» EXCERPT PROVIDED:

╔══

Austin Village is a First World War housing estate of prefabs between Longbridge and Northfield, Birmingham.

Herbert Austin, who created the Austin Motor Company at Longbridge in 1905, had to take on more workers during the First World War when his factory became involved in making tanks and aircraft. In 1917, he built a new estate for his employees in Turves Green on land bought for £7,750.
He imported 200 red cedar wood pre-fabricated bungalows from the Aladdin Company, Bay City, Michigan, USA. The purchase price at the time was £150 per bungalow. They were shipped across the Atlantic and survived potential loss by U-boat attack.
These were erected with twenty-five conventional brick-built semi-detached houses at intervals to create firebreaks.
They were fitted with coke-fired central heating, gas cooker, gas water boiler, sink and drainer, and a bathroom with bath.
The external size of the bungalows was 6.84 yd wide by 11.75 yd deep with an additional porch at the front and boiler room at the rear. The three bedrooms were each 9 ft 7 in square.

╚══

» REQUIRED ACTION:
Reproduce word for word the portion of the Austin Village text from "The external size" to "7 in square.".

» DATA RECORDS:
╔══

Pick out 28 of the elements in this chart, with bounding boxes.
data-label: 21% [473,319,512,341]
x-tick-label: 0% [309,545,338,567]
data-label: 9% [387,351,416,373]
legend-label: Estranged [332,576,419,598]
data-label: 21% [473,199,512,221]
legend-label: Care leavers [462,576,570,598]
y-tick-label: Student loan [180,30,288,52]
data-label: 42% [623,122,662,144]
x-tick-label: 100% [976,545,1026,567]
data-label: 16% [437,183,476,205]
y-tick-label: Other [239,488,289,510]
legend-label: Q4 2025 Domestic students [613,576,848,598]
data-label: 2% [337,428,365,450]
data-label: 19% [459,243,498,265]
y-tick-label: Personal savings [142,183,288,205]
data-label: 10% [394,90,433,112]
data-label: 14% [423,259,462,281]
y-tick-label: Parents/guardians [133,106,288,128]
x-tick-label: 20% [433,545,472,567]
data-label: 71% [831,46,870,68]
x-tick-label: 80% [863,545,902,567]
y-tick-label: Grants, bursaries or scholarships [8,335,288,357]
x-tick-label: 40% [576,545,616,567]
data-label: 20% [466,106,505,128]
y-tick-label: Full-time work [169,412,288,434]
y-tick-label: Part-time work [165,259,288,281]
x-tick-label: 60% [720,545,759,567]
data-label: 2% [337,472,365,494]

╚══

» ANSWER:
The external size of the bungalows was 6.84 yd wide by 11.75 yd deep with an additional porch at the front and boiler room at the rear. The three bedrooms were each 9 ft 7 in square.